DATA FOR PROCESSING.

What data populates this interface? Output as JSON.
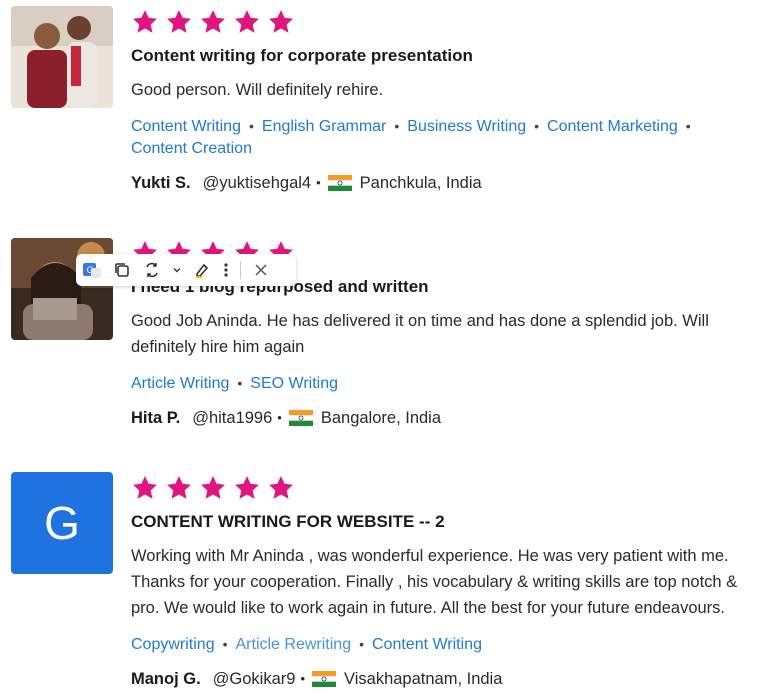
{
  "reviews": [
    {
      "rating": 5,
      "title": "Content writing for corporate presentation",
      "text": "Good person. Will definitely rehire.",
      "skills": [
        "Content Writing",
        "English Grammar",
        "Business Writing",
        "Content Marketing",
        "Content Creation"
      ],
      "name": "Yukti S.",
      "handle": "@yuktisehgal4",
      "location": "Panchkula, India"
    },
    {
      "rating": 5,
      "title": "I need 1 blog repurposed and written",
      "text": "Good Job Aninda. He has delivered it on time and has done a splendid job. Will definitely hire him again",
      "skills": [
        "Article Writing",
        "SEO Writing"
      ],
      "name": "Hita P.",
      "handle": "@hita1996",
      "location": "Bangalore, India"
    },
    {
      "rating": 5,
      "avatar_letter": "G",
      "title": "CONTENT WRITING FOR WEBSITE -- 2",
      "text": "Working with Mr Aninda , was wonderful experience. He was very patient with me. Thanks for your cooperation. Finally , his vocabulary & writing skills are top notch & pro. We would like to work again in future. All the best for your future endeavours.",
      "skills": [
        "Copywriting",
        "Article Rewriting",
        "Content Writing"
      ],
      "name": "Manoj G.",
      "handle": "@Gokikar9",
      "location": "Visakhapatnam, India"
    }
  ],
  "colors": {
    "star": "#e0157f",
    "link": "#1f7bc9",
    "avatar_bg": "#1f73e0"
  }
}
--
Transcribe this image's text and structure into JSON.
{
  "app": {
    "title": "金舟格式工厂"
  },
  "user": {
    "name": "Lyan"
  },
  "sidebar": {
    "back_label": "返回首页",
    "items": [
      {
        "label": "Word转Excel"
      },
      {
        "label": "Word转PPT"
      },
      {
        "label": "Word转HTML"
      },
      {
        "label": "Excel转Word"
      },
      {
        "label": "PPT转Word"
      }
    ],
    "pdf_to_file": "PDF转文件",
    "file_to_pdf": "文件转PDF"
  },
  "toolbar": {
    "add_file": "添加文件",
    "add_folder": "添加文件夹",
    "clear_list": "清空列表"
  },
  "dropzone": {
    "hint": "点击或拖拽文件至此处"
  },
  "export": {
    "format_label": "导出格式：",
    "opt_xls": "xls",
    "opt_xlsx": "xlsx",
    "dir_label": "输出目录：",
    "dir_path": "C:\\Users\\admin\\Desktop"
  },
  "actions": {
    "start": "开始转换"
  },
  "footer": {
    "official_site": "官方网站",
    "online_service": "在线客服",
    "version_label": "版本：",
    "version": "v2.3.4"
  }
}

INSTRUCTIONS FOR THE TASK. Of the lines above, copy each that contains "location".

TASK RESULT.
      "location": "Panchkula, India"
      "location": "Bangalore, India"
      "location": "Visakhapatnam, India"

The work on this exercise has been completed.